PROBLEM DESCRIPTION | Write out all lines holding the word "班基础知识过关默写小纸条".

## Begin RECORDS FOR THIS EXERCISE

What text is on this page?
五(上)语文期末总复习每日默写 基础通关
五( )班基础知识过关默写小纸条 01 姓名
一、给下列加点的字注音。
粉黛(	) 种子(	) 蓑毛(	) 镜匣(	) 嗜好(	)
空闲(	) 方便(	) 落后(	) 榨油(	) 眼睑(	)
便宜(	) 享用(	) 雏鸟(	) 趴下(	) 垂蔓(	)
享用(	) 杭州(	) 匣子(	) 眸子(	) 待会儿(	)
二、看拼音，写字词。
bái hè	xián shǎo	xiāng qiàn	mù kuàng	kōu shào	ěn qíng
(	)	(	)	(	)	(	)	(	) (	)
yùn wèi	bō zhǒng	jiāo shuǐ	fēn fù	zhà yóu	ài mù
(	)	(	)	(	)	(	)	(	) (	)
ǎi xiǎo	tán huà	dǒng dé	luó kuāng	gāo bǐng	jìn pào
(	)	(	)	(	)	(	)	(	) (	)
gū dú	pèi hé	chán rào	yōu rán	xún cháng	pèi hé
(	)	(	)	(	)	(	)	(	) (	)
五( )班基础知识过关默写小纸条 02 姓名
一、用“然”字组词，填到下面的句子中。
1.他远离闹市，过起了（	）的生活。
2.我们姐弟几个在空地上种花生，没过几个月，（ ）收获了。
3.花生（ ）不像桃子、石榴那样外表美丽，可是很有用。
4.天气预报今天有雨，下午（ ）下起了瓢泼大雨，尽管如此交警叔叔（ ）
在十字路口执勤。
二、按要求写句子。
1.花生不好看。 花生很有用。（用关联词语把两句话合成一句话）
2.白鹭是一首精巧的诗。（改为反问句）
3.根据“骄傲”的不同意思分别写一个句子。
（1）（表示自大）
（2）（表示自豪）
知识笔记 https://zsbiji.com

## End RECORDS FOR THIS EXERCISE

COMPLETED EXERCISE |
五( )班基础知识过关默写小纸条 01 姓名
五( )班基础知识过关默写小纸条 02 姓名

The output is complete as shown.